-- START OF GIVEN ENTRIES --
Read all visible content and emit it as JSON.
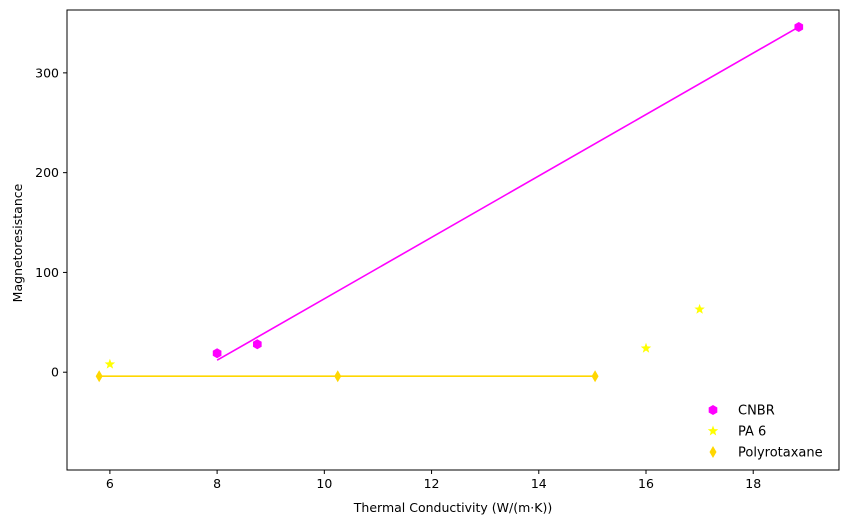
{
  "chart_data": {
    "type": "scatter",
    "xlabel": "Thermal Conductivity (W/(m·K))",
    "ylabel": "Magnetoresistance",
    "xlim": [
      5.2,
      19.6
    ],
    "ylim": [
      -98,
      363
    ],
    "xticks": [
      6,
      8,
      10,
      12,
      14,
      16,
      18
    ],
    "yticks": [
      0,
      100,
      200,
      300
    ],
    "legend_position": "lower-right",
    "grid": false,
    "series": [
      {
        "name": "CNBR",
        "marker": "hexagon",
        "color": "#ff00ff",
        "points": [
          [
            8.0,
            19
          ],
          [
            8.75,
            28
          ],
          [
            18.85,
            346
          ]
        ],
        "fit_line": [
          [
            8.0,
            12
          ],
          [
            18.85,
            346
          ]
        ]
      },
      {
        "name": "PA 6",
        "marker": "star",
        "color": "#ffff00",
        "points": [
          [
            6.0,
            8
          ],
          [
            16.0,
            24
          ],
          [
            17.0,
            63
          ]
        ]
      },
      {
        "name": "Polyrotaxane",
        "marker": "thin-diamond",
        "color": "#ffd700",
        "points": [
          [
            5.8,
            -4
          ],
          [
            10.25,
            -4
          ],
          [
            15.05,
            -4
          ]
        ],
        "fit_line": [
          [
            5.8,
            -4
          ],
          [
            15.05,
            -4
          ]
        ]
      }
    ]
  }
}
-- END OF GIVEN ENTRIES --
EXERCISE INSTRUCTIONS ▸ Give only the number of lines in the entries above that hold the string "name".

TASK ANSWER ▸ 3